*Objective*:
Filter the entries that follow, copying every line in which the word "price" appears.
··· Listed entries
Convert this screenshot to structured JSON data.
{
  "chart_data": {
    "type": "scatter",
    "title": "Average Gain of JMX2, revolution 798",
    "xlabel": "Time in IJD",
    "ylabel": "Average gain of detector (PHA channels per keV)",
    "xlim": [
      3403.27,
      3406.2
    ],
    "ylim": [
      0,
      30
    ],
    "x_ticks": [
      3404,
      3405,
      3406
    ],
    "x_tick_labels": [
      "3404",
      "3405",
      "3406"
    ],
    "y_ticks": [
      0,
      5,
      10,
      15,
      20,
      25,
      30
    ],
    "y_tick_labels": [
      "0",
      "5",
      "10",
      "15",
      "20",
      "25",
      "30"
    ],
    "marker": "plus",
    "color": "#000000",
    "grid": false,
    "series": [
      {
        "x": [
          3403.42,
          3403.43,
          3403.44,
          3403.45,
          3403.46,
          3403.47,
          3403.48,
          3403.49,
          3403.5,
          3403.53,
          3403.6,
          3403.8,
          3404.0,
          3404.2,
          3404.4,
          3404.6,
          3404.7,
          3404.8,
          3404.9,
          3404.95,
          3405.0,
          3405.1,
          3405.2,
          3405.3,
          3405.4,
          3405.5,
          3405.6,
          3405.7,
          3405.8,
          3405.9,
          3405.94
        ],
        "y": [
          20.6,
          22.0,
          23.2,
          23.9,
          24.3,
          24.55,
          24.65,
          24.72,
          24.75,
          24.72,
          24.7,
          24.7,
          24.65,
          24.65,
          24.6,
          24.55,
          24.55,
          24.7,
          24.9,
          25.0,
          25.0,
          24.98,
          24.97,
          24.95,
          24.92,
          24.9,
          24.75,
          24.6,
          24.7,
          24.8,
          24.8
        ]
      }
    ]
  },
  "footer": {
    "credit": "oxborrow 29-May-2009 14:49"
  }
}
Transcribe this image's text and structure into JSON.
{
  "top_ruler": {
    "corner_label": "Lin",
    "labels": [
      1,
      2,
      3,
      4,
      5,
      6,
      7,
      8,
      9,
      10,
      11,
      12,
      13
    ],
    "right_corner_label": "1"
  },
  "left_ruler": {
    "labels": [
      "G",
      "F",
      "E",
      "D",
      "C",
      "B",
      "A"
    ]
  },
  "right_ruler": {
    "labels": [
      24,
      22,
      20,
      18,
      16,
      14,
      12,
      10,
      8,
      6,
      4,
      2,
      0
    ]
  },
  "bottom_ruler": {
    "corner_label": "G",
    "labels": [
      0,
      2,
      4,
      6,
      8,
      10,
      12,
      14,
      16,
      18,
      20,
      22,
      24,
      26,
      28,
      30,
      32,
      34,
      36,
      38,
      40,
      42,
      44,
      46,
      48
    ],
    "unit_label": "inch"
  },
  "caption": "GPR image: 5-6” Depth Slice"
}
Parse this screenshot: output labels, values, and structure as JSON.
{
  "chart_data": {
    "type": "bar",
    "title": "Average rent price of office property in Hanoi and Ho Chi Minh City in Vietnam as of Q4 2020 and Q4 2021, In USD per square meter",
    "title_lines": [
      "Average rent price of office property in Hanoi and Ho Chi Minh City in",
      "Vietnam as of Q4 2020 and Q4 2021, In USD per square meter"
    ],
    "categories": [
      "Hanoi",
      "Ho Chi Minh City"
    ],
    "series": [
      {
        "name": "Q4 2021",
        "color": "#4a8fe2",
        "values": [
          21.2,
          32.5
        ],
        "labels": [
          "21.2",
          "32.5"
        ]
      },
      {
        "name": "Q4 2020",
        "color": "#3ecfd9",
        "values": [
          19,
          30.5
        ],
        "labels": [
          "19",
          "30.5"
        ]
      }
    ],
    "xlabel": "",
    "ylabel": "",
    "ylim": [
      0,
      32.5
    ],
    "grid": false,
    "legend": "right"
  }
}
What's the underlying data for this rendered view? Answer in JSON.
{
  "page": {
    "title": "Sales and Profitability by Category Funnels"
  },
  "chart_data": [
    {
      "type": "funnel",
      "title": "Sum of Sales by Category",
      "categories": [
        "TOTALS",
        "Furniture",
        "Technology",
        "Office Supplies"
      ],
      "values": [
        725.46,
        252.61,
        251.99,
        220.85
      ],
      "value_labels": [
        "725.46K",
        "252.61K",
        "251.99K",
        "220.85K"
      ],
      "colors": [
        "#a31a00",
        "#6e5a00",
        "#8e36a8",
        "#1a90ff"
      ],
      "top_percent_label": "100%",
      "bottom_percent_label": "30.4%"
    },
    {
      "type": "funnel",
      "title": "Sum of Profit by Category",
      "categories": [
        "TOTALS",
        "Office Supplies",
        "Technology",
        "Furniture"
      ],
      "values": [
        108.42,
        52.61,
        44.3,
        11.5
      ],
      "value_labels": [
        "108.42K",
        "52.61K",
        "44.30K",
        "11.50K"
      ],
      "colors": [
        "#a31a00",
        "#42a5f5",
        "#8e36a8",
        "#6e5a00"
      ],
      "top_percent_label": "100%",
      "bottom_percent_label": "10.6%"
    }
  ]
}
······
*Written answer*:
    "title": "Average rent price of office property in Hanoi and Ho Chi Minh City in Vietnam as of Q4 2020 and Q4 2021, In USD per square meter",
      "Average rent price of office property in Hanoi and Ho Chi Minh City in",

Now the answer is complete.